(Collected data entries)
↓
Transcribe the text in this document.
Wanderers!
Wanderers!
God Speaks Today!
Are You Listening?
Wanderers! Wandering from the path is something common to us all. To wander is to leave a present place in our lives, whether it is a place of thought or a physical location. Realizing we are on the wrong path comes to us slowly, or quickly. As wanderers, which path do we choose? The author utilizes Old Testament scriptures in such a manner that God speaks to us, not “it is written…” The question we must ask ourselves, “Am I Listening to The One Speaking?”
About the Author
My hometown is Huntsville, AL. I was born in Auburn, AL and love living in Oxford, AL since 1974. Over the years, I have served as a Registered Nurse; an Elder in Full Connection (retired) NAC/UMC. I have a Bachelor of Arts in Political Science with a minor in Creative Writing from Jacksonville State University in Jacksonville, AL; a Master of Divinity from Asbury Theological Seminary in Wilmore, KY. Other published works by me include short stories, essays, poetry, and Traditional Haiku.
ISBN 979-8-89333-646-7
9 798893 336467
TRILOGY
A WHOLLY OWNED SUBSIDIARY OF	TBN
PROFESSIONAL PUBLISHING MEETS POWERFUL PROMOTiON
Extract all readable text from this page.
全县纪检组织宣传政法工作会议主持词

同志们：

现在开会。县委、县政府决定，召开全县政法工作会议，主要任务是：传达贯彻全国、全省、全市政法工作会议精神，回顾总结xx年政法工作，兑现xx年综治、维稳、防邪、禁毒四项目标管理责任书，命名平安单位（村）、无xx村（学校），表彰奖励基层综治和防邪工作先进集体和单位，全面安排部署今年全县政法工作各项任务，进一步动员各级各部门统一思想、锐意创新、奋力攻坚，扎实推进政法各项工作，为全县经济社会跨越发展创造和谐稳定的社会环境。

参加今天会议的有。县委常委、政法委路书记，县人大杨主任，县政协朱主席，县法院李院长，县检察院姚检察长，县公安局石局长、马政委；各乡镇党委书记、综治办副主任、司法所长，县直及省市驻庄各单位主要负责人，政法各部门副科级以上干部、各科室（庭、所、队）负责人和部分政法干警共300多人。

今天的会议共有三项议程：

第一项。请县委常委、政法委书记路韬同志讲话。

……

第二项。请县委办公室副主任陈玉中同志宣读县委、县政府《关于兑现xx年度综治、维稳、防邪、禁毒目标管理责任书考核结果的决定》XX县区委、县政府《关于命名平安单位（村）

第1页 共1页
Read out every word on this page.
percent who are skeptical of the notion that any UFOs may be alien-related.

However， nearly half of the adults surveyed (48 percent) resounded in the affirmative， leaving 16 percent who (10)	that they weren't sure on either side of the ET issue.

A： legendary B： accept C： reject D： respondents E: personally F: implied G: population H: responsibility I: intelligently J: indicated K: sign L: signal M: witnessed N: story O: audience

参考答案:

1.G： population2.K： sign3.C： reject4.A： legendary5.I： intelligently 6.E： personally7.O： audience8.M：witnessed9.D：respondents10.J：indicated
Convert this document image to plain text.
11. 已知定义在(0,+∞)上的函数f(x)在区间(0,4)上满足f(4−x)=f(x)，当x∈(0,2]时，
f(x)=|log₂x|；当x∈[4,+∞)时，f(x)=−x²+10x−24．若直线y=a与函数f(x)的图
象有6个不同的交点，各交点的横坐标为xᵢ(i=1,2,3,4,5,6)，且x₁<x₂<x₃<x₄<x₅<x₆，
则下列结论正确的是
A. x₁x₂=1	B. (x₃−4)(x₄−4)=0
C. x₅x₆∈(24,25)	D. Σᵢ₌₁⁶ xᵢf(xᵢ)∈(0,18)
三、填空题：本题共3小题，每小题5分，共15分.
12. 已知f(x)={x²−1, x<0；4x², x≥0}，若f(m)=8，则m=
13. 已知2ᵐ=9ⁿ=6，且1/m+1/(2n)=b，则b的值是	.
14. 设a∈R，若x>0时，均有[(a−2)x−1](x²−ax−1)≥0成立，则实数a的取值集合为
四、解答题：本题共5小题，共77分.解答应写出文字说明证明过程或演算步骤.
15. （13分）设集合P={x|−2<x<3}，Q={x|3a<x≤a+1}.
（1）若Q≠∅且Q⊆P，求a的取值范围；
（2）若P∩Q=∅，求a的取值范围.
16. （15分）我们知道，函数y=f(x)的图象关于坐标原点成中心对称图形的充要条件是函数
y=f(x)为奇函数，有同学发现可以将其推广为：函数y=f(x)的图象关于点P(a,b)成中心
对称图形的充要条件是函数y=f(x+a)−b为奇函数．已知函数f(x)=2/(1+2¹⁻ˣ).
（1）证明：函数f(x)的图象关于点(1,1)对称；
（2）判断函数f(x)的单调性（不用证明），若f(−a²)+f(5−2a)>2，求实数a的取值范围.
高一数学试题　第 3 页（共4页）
↑
**WHAT TO DO:** Quote only the lines from the line containing "Read out every word on this page." through the end of the listing, please, keeping both the first and the last line.

**EXPECTED ANSWER:**
Read out every word on this page.
percent who are skeptical of the notion that any UFOs may be alien-related.

However， nearly half of the adults surveyed (48 percent) resounded in the affirmative， leaving 16 percent who (10)	that they weren't sure on either side of the ET issue.

A： legendary B： accept C： reject D： respondents E: personally F: implied G: population H: responsibility I: intelligently J: indicated K: sign L: signal M: witnessed N: story O: audience

参考答案:

1.G： population2.K： sign3.C： reject4.A： legendary5.I： intelligently 6.E： personally7.O： audience8.M：witnessed9.D：respondents10.J：indicated
Convert this document image to plain text.
11. 已知定义在(0,+∞)上的函数f(x)在区间(0,4)上满足f(4−x)=f(x)，当x∈(0,2]时，
f(x)=|log₂x|；当x∈[4,+∞)时，f(x)=−x²+10x−24．若直线y=a与函数f(x)的图
象有6个不同的交点，各交点的横坐标为xᵢ(i=1,2,3,4,5,6)，且x₁<x₂<x₃<x₄<x₅<x₆，
则下列结论正确的是
A. x₁x₂=1	B. (x₃−4)(x₄−4)=0
C. x₅x₆∈(24,25)	D. Σᵢ₌₁⁶ xᵢf(xᵢ)∈(0,18)
三、填空题：本题共3小题，每小题5分，共15分.
12. 已知f(x)={x²−1, x<0；4x², x≥0}，若f(m)=8，则m=
13. 已知2ᵐ=9ⁿ=6，且1/m+1/(2n)=b，则b的值是	.
14. 设a∈R，若x>0时，均有[(a−2)x−1](x²−ax−1)≥0成立，则实数a的取值集合为
四、解答题：本题共5小题，共77分.解答应写出文字说明证明过程或演算步骤.
15. （13分）设集合P={x|−2<x<3}，Q={x|3a<x≤a+1}.
（1）若Q≠∅且Q⊆P，求a的取值范围；
（2）若P∩Q=∅，求a的取值范围.
16. （15分）我们知道，函数y=f(x)的图象关于坐标原点成中心对称图形的充要条件是函数
y=f(x)为奇函数，有同学发现可以将其推广为：函数y=f(x)的图象关于点P(a,b)成中心
对称图形的充要条件是函数y=f(x+a)−b为奇函数．已知函数f(x)=2/(1+2¹⁻ˣ).
（1）证明：函数f(x)的图象关于点(1,1)对称；
（2）判断函数f(x)的单调性（不用证明），若f(−a²)+f(5−2a)>2，求实数a的取值范围.
高一数学试题　第 3 页（共4页）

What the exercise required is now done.